-- BEGIN Working data --

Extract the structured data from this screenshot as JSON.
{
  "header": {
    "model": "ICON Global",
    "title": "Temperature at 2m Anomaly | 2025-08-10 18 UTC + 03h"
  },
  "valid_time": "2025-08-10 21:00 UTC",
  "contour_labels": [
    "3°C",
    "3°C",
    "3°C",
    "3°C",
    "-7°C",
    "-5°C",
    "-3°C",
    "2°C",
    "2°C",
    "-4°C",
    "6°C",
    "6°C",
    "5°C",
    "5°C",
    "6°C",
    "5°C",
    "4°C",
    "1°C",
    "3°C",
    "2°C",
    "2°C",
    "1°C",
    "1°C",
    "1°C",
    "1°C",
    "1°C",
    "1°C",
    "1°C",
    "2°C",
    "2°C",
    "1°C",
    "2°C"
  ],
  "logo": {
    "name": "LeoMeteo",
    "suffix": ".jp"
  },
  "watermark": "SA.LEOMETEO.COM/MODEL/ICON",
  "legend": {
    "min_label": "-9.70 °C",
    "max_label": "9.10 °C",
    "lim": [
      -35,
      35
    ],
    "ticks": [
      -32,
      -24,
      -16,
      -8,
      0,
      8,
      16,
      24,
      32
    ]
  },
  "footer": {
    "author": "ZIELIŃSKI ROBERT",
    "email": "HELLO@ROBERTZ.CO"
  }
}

-- END Working data --

* _Prompt_: Show every line that contains the word "ICON".

* _Expected answer_:
    "model": "ICON Global",
  "watermark": "SA.LEOMETEO.COM/MODEL/ICON",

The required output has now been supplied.